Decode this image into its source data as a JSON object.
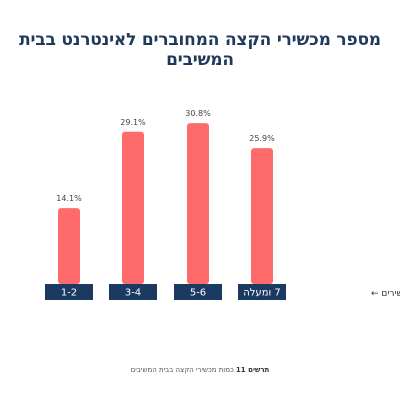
{
  "title": "מספר מכשירי הקצה המחוברים לאינטרנט בבית המשיבים",
  "colors": {
    "bar": "#ff6b6b",
    "category_box": "#1a3a63",
    "category_text": "#ffffff",
    "title": "#1f3a5a"
  },
  "chart_data": {
    "type": "bar",
    "title": "מספר מכשירי הקצה המחוברים לאינטרנט בבית המשיבים",
    "categories": [
      "1-2",
      "3-4",
      "5-6",
      "7 ומעלה"
    ],
    "values": [
      14.1,
      29.1,
      30.8,
      25.9
    ],
    "value_labels": [
      "14.1%",
      "29.1%",
      "30.8%",
      "25.9%"
    ],
    "xlabel": "מספר מכשירים ←",
    "ylabel": "",
    "ylim": [
      0,
      32
    ],
    "grid": false,
    "legend": "none"
  },
  "footnote": {
    "bold": "תרשים 11",
    "text": "כמות מכשירי הקצה בבית המשיבים"
  }
}
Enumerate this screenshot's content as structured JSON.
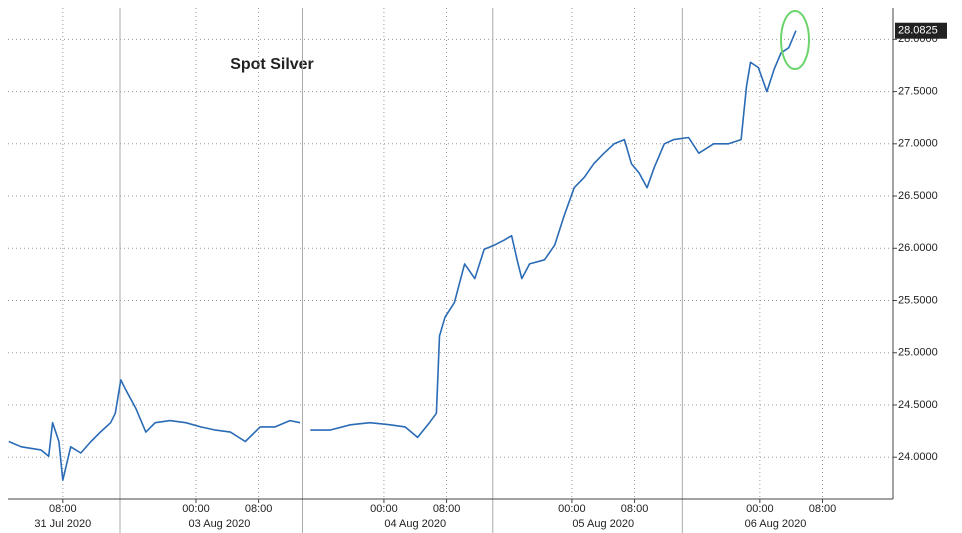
◇ ◇ ◇ ◇
▸ PROBLEM TO SOLVE
Reply with one number only: the count of lines in the entries that contain "לאינטרנט".

▸ RESULT BELOW
2